(Source data)
────────────────────────────────────────

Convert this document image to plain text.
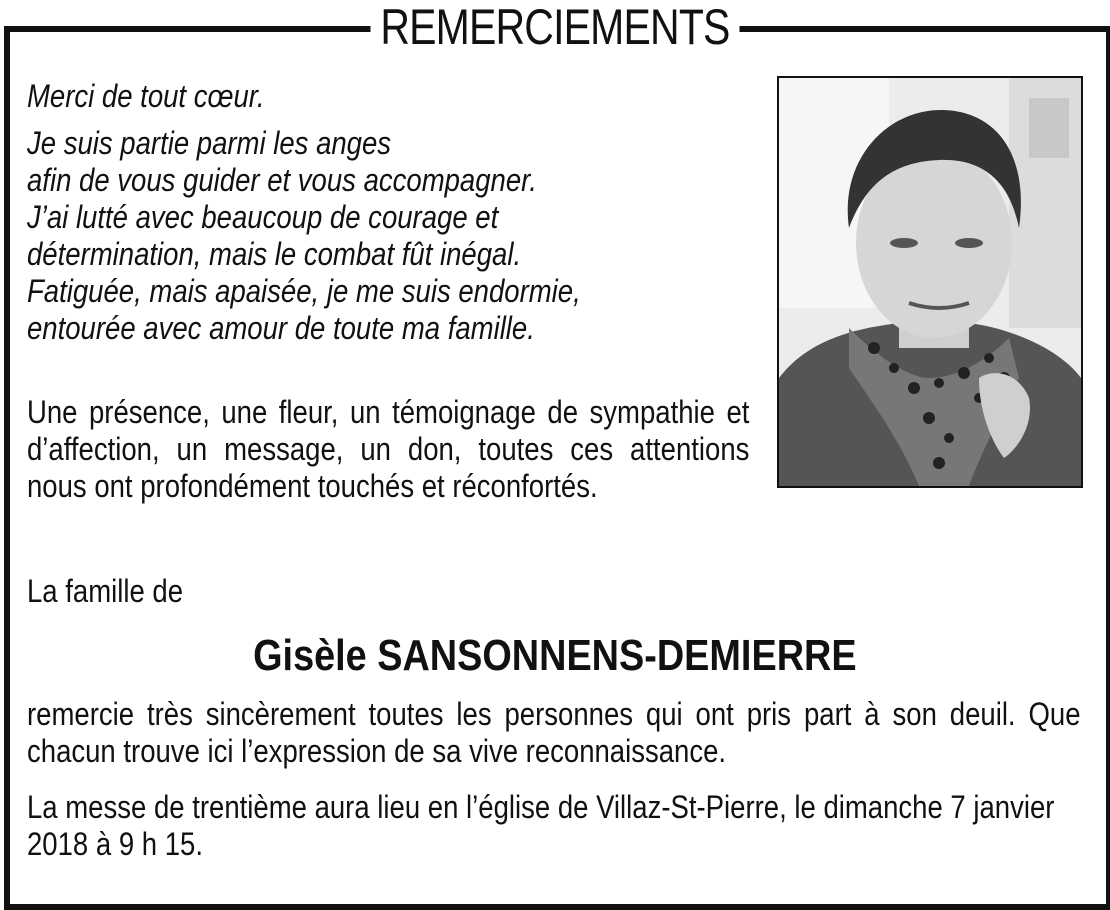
REMERCIEMENTS

Merci de tout cœur.

Je suis partie parmi les anges

afin de vous guider et vous accompagner.

J’ai lutté avec beaucoup de courage et

détermination, mais le combat fût inégal.

Fatiguée, mais apaisée, je me suis endormie,

entourée avec amour de toute ma famille.

Une présence, une fleur, un témoignage de sympathie et d’affection, un message, un don, toutes ces attentions nous ont profondément touchés et réconfortés.
La famille de
Gisèle SANSONNENS-DEMIERRE
remercie très sincèrement toutes les personnes qui ont pris part à son deuil. Que chacun trouve ici l’expression de sa vive reconnaissance.
La messe de trentième aura lieu en l’église de Villaz-St-Pierre, le dimanche 7 janvier 2018 à 9 h 15.
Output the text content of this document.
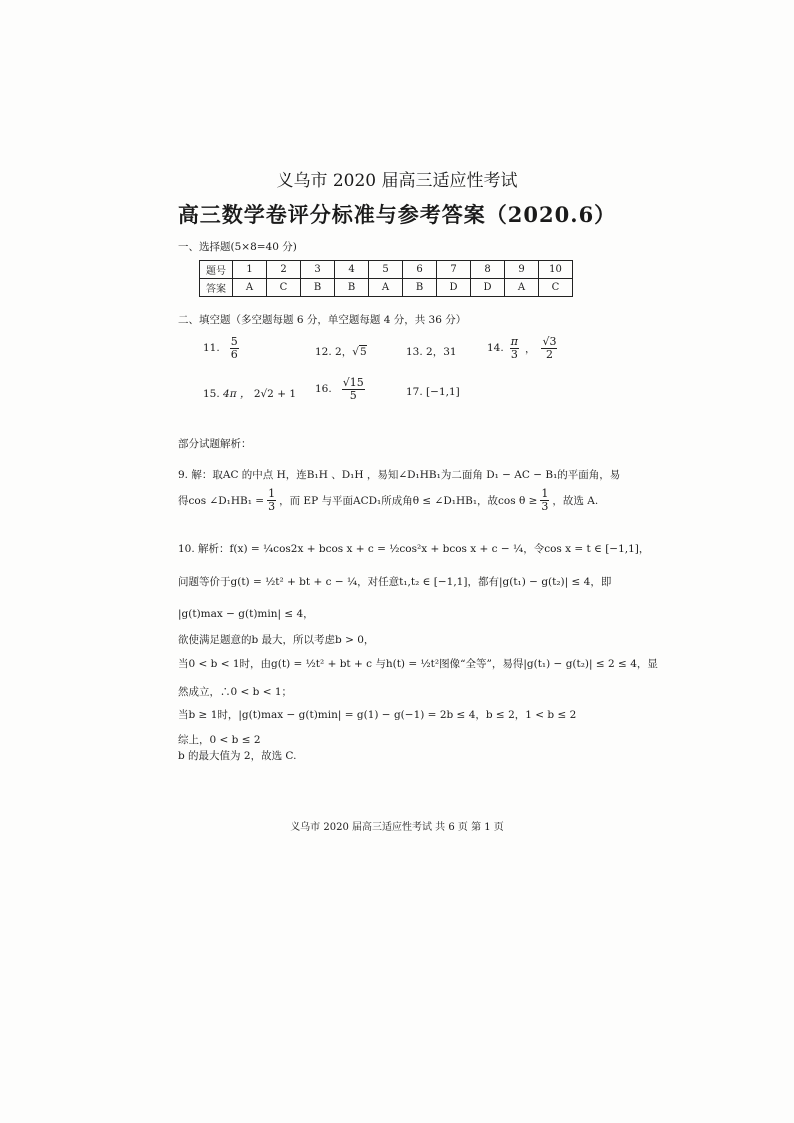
义乌市 2020 届高三适应性考试
高三数学卷评分标准与参考答案（2020.6）
一、选择题(5×8=40 分)
题号	1	2	3	4	5	6	7	8	9	10
答案	A	C	B	B	A	B	D	D	A	C
二、填空题（多空题每题 6 分，单空题每题 4 分，共 36 分）
11. $\frac{5}{6}$	12. 2，√5	13. 2，31	14. $\frac{\pi}{3}$ ， $\frac{√3}{2}$
15. 4π ， 2√2 + 1 16. $\frac{√15}{5}$	17. [−1,1]
部分试题解析：
9. 解：取AC 的中点 H，连B₁H 、D₁H ，易知∠D₁HB₁为二面角 D₁ − AC − B₁的平面角，易
得cos ∠D₁HB₁ = $\frac{1}{3}$ ，而 EP 与平面ACD₁所成角θ ≤ ∠D₁HB₁，故$\cos \theta \ge \frac{1}{3}$ ，故选 A.
10. 解析：f(x) = ¼cos2x + bcos x + c = ½cos²x + bcos x + c − ¼，令cos x = t ∈ [−1,1]，
问题等价于g(t) = ½t² + bt + c − ¼，对任意t₁,t₂ ∈ [−1,1]，都有|g(t₁) − g(t₂)| ≤ 4，即
|g(t)max − g(t)min| ≤ 4，
欲使满足题意的b 最大，所以考虑b > 0，
当0 < b < 1时，由g(t) = ½t² + bt + c 与h(t) = ½t²图像“全等”，易得|g(t₁) − g(t₂)| ≤ 2 ≤ 4，显
然成立，∴0 < b < 1；
当b ≥ 1时，|g(t)max − g(t)min| = g(1) − g(−1) = 2b ≤ 4，b ≤ 2，1 < b ≤ 2
综上，0 < b ≤ 2
b 的最大值为 2，故选 C.
义乌市 2020 届高三适应性考试 共 6 页 第 1 页
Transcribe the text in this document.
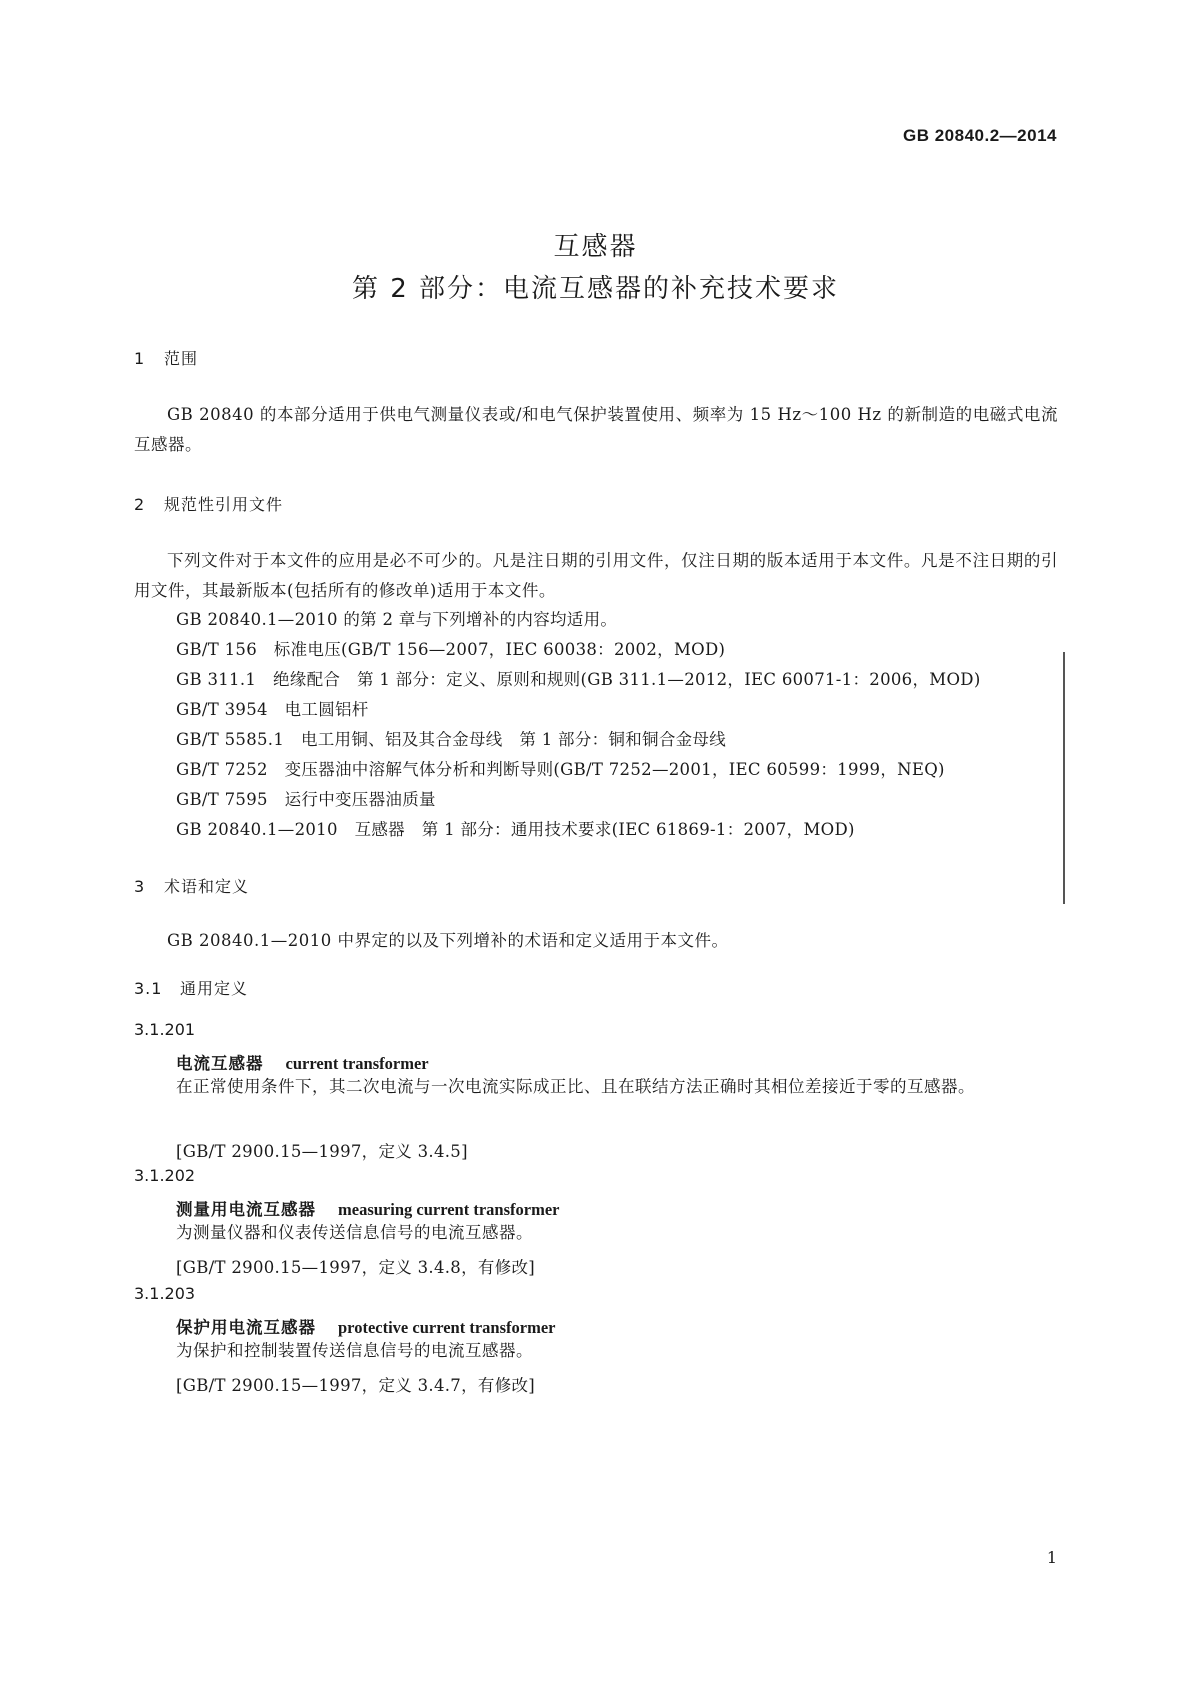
GB 20840.2—2014
互感器
第 2 部分：电流互感器的补充技术要求
1 范围
GB 20840 的本部分适用于供电气测量仪表或/和电气保护装置使用、频率为 15 Hz～100 Hz 的新制造的电磁式电流互感器。
2 规范性引用文件
下列文件对于本文件的应用是必不可少的。凡是注日期的引用文件，仅注日期的版本适用于本文件。凡是不注日期的引用文件，其最新版本(包括所有的修改单)适用于本文件。
GB 20840.1—2010 的第 2 章与下列增补的内容均适用。
GB/T 156　标准电压(GB/T 156—2007，IEC 60038：2002，MOD)
GB 311.1　绝缘配合　第 1 部分：定义、原则和规则(GB 311.1—2012，IEC 60071-1：2006，MOD)
GB/T 3954　电工圆铝杆
GB/T 5585.1　电工用铜、铝及其合金母线　第 1 部分：铜和铜合金母线
GB/T 7252　变压器油中溶解气体分析和判断导则(GB/T 7252—2001，IEC 60599：1999，NEQ)
GB/T 7595　运行中变压器油质量
GB 20840.1—2010　互感器　第 1 部分：通用技术要求(IEC 61869-1：2007，MOD)
3 术语和定义
GB 20840.1—2010 中界定的以及下列增补的术语和定义适用于本文件。
3.1 通用定义
3.1.201
电流互感器 current transformer
在正常使用条件下，其二次电流与一次电流实际成正比、且在联结方法正确时其相位差接近于零的互感器。
[GB/T 2900.15—1997，定义 3.4.5]
3.1.202
测量用电流互感器 measuring current transformer
为测量仪器和仪表传送信息信号的电流互感器。
[GB/T 2900.15—1997，定义 3.4.8，有修改]
3.1.203
保护用电流互感器 protective current transformer
为保护和控制装置传送信息信号的电流互感器。
[GB/T 2900.15—1997，定义 3.4.7，有修改]
1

────────────────────────────────────────

### [Objective]
Set the entries down again exactly. Do not include the images.

### [Response below]
Convert this document image to plain text.
REMERCIEMENTS

Merci de tout cœur.

Je suis partie parmi les anges

afin de vous guider et vous accompagner.

J’ai lutté avec beaucoup de courage et

détermination, mais le combat fût inégal.

Fatiguée, mais apaisée, je me suis endormie,

entourée avec amour de toute ma famille.

Une présence, une fleur, un témoignage de sympathie et d’affection, un message, un don, toutes ces attentions nous ont profondément touchés et réconfortés.
La famille de
Gisèle SANSONNENS-DEMIERRE
remercie très sincèrement toutes les personnes qui ont pris part à son deuil. Que chacun trouve ici l’expression de sa vive reconnaissance.
La messe de trentième aura lieu en l’église de Villaz-St-Pierre, le dimanche 7 janvier 2018 à 9 h 15.
Output the text content of this document.
义乌市 2020 届高三适应性考试
高三数学卷评分标准与参考答案（2020.6）
一、选择题(5×8=40 分)
题号	1	2	3	4	5	6	7	8	9	10
答案	A	C	B	B	A	B	D	D	A	C
二、填空题（多空题每题 6 分，单空题每题 4 分，共 36 分）
11. $\frac{5}{6}$	12. 2，√5	13. 2，31	14. $\frac{\pi}{3}$ ， $\frac{√3}{2}$
15. 4π ， 2√2 + 1 16. $\frac{√15}{5}$	17. [−1,1]
部分试题解析：
9. 解：取AC 的中点 H，连B₁H 、D₁H ，易知∠D₁HB₁为二面角 D₁ − AC − B₁的平面角，易
得cos ∠D₁HB₁ = $\frac{1}{3}$ ，而 EP 与平面ACD₁所成角θ ≤ ∠D₁HB₁，故$\cos \theta \ge \frac{1}{3}$ ，故选 A.
10. 解析：f(x) = ¼cos2x + bcos x + c = ½cos²x + bcos x + c − ¼，令cos x = t ∈ [−1,1]，
问题等价于g(t) = ½t² + bt + c − ¼，对任意t₁,t₂ ∈ [−1,1]，都有|g(t₁) − g(t₂)| ≤ 4，即
|g(t)max − g(t)min| ≤ 4，
欲使满足题意的b 最大，所以考虑b > 0，
当0 < b < 1时，由g(t) = ½t² + bt + c 与h(t) = ½t²图像“全等”，易得|g(t₁) − g(t₂)| ≤ 2 ≤ 4，显
然成立，∴0 < b < 1；
当b ≥ 1时，|g(t)max − g(t)min| = g(1) − g(−1) = 2b ≤ 4，b ≤ 2，1 < b ≤ 2
综上，0 < b ≤ 2
b 的最大值为 2，故选 C.
义乌市 2020 届高三适应性考试 共 6 页 第 1 页
Transcribe the text in this document.
GB 20840.2—2014
互感器
第 2 部分：电流互感器的补充技术要求
1 范围
GB 20840 的本部分适用于供电气测量仪表或/和电气保护装置使用、频率为 15 Hz～100 Hz 的新制造的电磁式电流互感器。
2 规范性引用文件
下列文件对于本文件的应用是必不可少的。凡是注日期的引用文件，仅注日期的版本适用于本文件。凡是不注日期的引用文件，其最新版本(包括所有的修改单)适用于本文件。
GB 20840.1—2010 的第 2 章与下列增补的内容均适用。
GB/T 156　标准电压(GB/T 156—2007，IEC 60038：2002，MOD)
GB 311.1　绝缘配合　第 1 部分：定义、原则和规则(GB 311.1—2012，IEC 60071-1：2006，MOD)
GB/T 3954　电工圆铝杆
GB/T 5585.1　电工用铜、铝及其合金母线　第 1 部分：铜和铜合金母线
GB/T 7252　变压器油中溶解气体分析和判断导则(GB/T 7252—2001，IEC 60599：1999，NEQ)
GB/T 7595　运行中变压器油质量
GB 20840.1—2010　互感器　第 1 部分：通用技术要求(IEC 61869-1：2007，MOD)
3 术语和定义
GB 20840.1—2010 中界定的以及下列增补的术语和定义适用于本文件。
3.1 通用定义
3.1.201
电流互感器 current transformer
在正常使用条件下，其二次电流与一次电流实际成正比、且在联结方法正确时其相位差接近于零的互感器。
[GB/T 2900.15—1997，定义 3.4.5]
3.1.202
测量用电流互感器 measuring current transformer
为测量仪器和仪表传送信息信号的电流互感器。
[GB/T 2900.15—1997，定义 3.4.8，有修改]
3.1.203
保护用电流互感器 protective current transformer
为保护和控制装置传送信息信号的电流互感器。
[GB/T 2900.15—1997，定义 3.4.7，有修改]
1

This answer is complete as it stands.